Dataset entries
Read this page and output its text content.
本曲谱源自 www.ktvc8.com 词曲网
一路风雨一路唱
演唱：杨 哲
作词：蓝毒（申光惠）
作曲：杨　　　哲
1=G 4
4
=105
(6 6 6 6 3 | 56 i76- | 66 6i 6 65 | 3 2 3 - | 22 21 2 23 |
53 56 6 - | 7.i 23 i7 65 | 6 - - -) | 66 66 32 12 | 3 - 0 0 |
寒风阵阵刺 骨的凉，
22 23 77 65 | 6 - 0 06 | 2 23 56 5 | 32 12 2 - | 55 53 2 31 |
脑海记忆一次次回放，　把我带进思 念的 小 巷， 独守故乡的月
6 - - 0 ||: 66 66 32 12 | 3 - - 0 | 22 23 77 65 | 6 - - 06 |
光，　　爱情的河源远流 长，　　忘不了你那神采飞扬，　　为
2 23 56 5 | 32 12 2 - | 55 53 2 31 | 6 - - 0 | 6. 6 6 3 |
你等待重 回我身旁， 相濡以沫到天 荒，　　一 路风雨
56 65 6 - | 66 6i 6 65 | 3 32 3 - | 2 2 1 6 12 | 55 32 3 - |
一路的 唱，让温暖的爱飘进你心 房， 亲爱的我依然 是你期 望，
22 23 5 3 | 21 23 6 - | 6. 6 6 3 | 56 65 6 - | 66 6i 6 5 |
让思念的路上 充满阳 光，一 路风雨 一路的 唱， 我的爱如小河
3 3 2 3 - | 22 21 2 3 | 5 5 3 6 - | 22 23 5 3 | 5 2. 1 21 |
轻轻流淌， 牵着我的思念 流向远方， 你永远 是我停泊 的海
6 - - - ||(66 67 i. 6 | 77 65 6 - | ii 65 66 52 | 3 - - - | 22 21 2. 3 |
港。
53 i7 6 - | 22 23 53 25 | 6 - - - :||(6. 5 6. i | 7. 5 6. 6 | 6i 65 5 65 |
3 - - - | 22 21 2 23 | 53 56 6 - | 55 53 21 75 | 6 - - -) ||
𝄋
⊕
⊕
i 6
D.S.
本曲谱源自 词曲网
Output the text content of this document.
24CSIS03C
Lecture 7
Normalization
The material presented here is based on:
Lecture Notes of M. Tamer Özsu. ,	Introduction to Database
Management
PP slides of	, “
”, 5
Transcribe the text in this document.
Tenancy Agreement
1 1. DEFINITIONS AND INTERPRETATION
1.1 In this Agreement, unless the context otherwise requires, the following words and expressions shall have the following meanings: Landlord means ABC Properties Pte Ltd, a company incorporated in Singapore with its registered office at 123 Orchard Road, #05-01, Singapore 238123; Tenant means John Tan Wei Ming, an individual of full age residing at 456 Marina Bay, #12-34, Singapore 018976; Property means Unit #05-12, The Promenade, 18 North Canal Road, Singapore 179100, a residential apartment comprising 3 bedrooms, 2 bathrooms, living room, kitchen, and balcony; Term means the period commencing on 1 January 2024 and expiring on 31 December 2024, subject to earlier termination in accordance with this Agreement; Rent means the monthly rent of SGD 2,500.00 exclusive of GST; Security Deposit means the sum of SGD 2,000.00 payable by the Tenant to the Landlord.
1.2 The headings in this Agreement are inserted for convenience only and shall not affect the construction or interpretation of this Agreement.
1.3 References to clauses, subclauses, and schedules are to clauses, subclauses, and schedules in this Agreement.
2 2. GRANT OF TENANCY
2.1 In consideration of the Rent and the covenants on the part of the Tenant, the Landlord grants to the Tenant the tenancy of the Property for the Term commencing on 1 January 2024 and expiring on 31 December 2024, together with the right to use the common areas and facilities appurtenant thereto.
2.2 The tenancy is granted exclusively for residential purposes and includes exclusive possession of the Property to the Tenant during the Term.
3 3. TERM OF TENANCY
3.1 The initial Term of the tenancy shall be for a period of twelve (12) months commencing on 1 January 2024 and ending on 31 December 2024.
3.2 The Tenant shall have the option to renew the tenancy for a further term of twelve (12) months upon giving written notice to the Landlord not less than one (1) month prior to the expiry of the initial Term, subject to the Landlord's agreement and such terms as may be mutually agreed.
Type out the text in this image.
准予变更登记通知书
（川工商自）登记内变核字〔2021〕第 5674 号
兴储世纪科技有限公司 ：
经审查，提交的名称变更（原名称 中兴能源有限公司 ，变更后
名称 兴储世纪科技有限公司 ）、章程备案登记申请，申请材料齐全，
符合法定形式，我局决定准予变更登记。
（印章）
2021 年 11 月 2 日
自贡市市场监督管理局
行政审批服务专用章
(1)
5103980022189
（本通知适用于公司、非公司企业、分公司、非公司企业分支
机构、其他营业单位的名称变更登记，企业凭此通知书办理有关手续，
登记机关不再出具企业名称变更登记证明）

What is asked: Within the entries above, work out how many lines contain the word "content". The number alone is the answer.

Task answer: 2